• WRITTEN PROBLEM: Reproduce the listing word for word, leaving every picture behind.

• WORKING DATA:

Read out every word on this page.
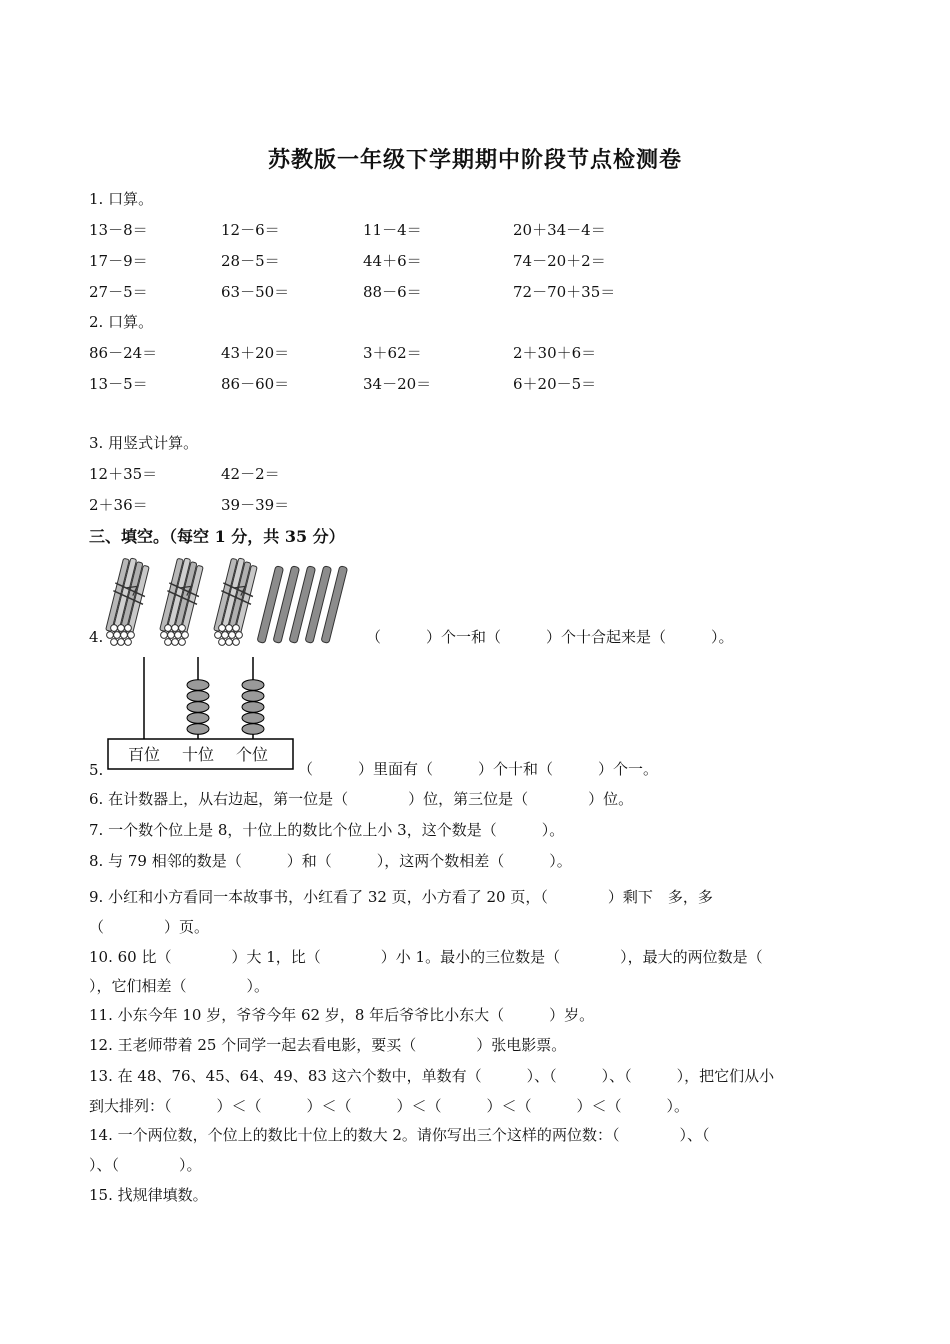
苏教版一年级下学期期中阶段节点检测卷
1. 口算。
13－8＝	12－6＝	11－4＝	20＋34－4＝
17－9＝	28－5＝	44＋6＝	74－20＋2＝
27－5＝	63－50＝	88－6＝	72－70＋35＝
2. 口算。
86－24＝	43＋20＝	3＋62＝	2＋30＋6＝
13－5＝	86－60＝	34－20＝	6＋20－5＝
3. 用竖式计算。
12＋35＝	42－2＝
2＋36＝	39－39＝
三、填空。（每空 1 分，共 35 分）
4.	（　　　）个一和（　　　）个十合起来是（　　　）。
百位 十位 个位
5.	（　　　）里面有（　　　）个十和（　　　）个一。
6. 在计数器上，从右边起，第一位是（　　　　）位，第三位是（　　　　）位。
7. 一个数个位上是 8，十位上的数比个位上小 3，这个数是（　　　）。
8. 与 79 相邻的数是（　　　）和（　　　），这两个数相差（　　　）。
9. 小红和小方看同一本故事书，小红看了 32 页，小方看了 20 页，（　　　　）剩下　多，多
（　　　　）页。
10. 60 比（　　　　）大 1，比（　　　　）小 1。最小的三位数是（　　　　），最大的两位数是（
），它们相差（　　　　）。
11. 小东今年 10 岁，爷爷今年 62 岁，8 年后爷爷比小东大（　　　）岁。
12. 王老师带着 25 个同学一起去看电影，要买（　　　　）张电影票。
13. 在 48、76、45、64、49、83 这六个数中，单数有（　　　）、（　　　）、（　　　），把它们从小
到大排列：（　　　）＜（　　　）＜（　　　）＜（　　　）＜（　　　）＜（　　　）。
14. 一个两位数，个位上的数比十位上的数大 2。请你写出三个这样的两位数：（　　　　）、（
）、（　　　　）。
15. 找规律填数。
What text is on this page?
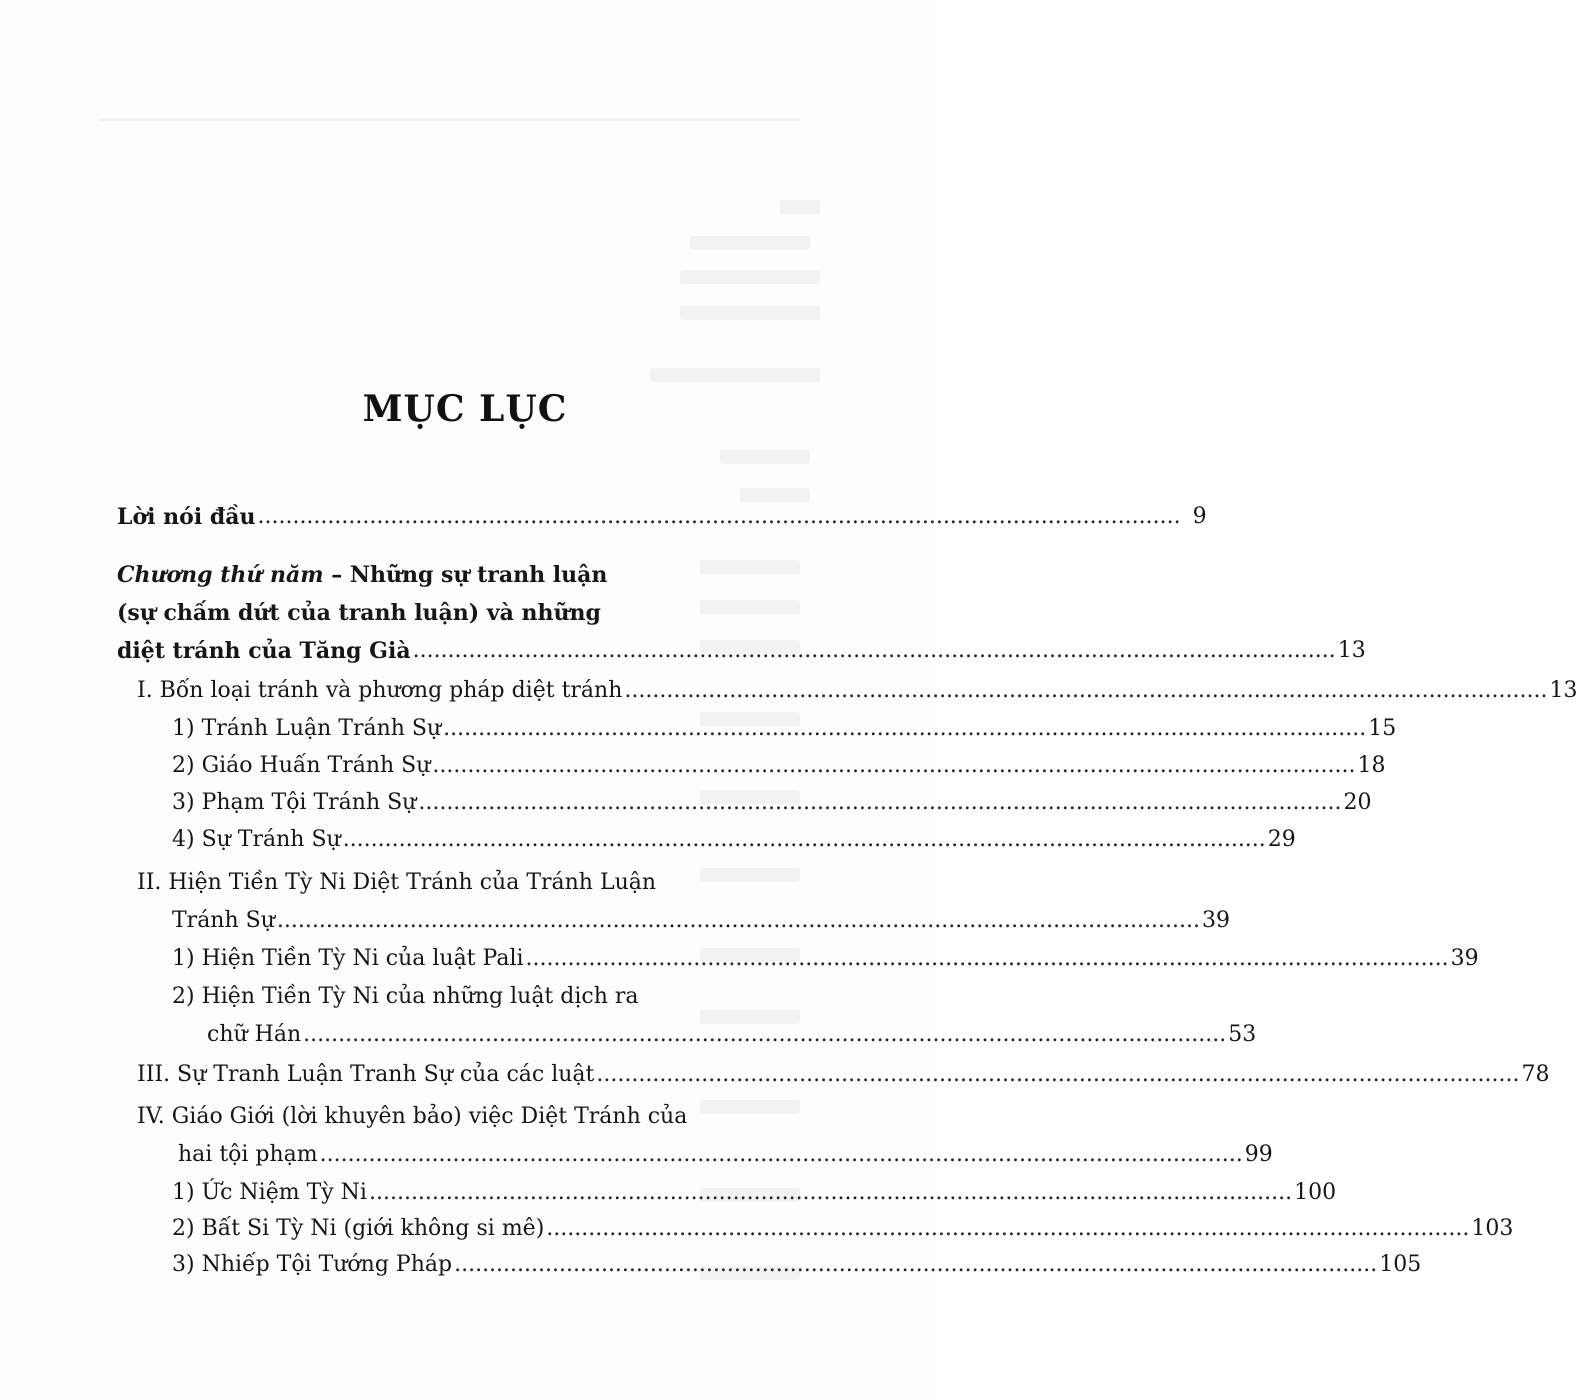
MỤC LỤC
Lời nói đầu .................................................................................................................................... 9
Chương thứ năm – Những sự tranh luận
(sự chấm dứt của tranh luận) và những
diệt tránh của Tăng Già .................................................................................................................................... 13
I. Bốn loại tránh và phương pháp diệt tránh .................................................................................................................................... 13
1) Tránh Luận Tránh Sự .................................................................................................................................... 15
2) Giáo Huấn Tránh Sự .................................................................................................................................... 18
3) Phạm Tội Tránh Sự .................................................................................................................................... 20
4) Sự Tránh Sự .................................................................................................................................... 29
II. Hiện Tiền Tỳ Ni Diệt Tránh của Tránh Luận
Tránh Sự .................................................................................................................................... 39
1) Hiện Tiền Tỳ Ni của luật Pali .................................................................................................................................... 39
2) Hiện Tiền Tỳ Ni của những luật dịch ra
chữ Hán .................................................................................................................................... 53
III. Sự Tranh Luận Tranh Sự của các luật .................................................................................................................................... 78
IV. Giáo Giới (lời khuyên bảo) việc Diệt Tránh của
hai tội phạm .................................................................................................................................... 99
1) Ức Niệm Tỳ Ni .................................................................................................................................... 100
2) Bất Si Tỳ Ni (giới không si mê) .................................................................................................................................... 103
3) Nhiếp Tội Tướng Pháp .................................................................................................................................... 105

• ANSWER TO THIS PROBLEM:
Read out every word on this page.
苏教版一年级下学期期中阶段节点检测卷
1. 口算。
13－8＝	12－6＝	11－4＝	20＋34－4＝
17－9＝	28－5＝	44＋6＝	74－20＋2＝
27－5＝	63－50＝	88－6＝	72－70＋35＝
2. 口算。
86－24＝	43＋20＝	3＋62＝	2＋30＋6＝
13－5＝	86－60＝	34－20＝	6＋20－5＝
3. 用竖式计算。
12＋35＝	42－2＝
2＋36＝	39－39＝
三、填空。（每空 1 分，共 35 分）
4.	（　　　）个一和（　　　）个十合起来是（　　　）。
百位 十位 个位
5.	（　　　）里面有（　　　）个十和（　　　）个一。
6. 在计数器上，从右边起，第一位是（　　　　）位，第三位是（　　　　）位。
7. 一个数个位上是 8，十位上的数比个位上小 3，这个数是（　　　）。
8. 与 79 相邻的数是（　　　）和（　　　），这两个数相差（　　　）。
9. 小红和小方看同一本故事书，小红看了 32 页，小方看了 20 页，（　　　　）剩下　多，多
（　　　　）页。
10. 60 比（　　　　）大 1，比（　　　　）小 1。最小的三位数是（　　　　），最大的两位数是（
），它们相差（　　　　）。
11. 小东今年 10 岁，爷爷今年 62 岁，8 年后爷爷比小东大（　　　）岁。
12. 王老师带着 25 个同学一起去看电影，要买（　　　　）张电影票。
13. 在 48、76、45、64、49、83 这六个数中，单数有（　　　）、（　　　）、（　　　），把它们从小
到大排列：（　　　）＜（　　　）＜（　　　）＜（　　　）＜（　　　）＜（　　　）。
14. 一个两位数，个位上的数比十位上的数大 2。请你写出三个这样的两位数：（　　　　）、（
）、（　　　　）。
15. 找规律填数。
What text is on this page?
MỤC LỤC
Lời nói đầu .................................................................................................................................... 9
Chương thứ năm – Những sự tranh luận
(sự chấm dứt của tranh luận) và những
diệt tránh của Tăng Già .................................................................................................................................... 13
I. Bốn loại tránh và phương pháp diệt tránh .................................................................................................................................... 13
1) Tránh Luận Tránh Sự .................................................................................................................................... 15
2) Giáo Huấn Tránh Sự .................................................................................................................................... 18
3) Phạm Tội Tránh Sự .................................................................................................................................... 20
4) Sự Tránh Sự .................................................................................................................................... 29
II. Hiện Tiền Tỳ Ni Diệt Tránh của Tránh Luận
Tránh Sự .................................................................................................................................... 39
1) Hiện Tiền Tỳ Ni của luật Pali .................................................................................................................................... 39
2) Hiện Tiền Tỳ Ni của những luật dịch ra
chữ Hán .................................................................................................................................... 53
III. Sự Tranh Luận Tranh Sự của các luật .................................................................................................................................... 78
IV. Giáo Giới (lời khuyên bảo) việc Diệt Tránh của
hai tội phạm .................................................................................................................................... 99
1) Ức Niệm Tỳ Ni .................................................................................................................................... 100
2) Bất Si Tỳ Ni (giới không si mê) .................................................................................................................................... 103
3) Nhiếp Tội Tướng Pháp .................................................................................................................................... 105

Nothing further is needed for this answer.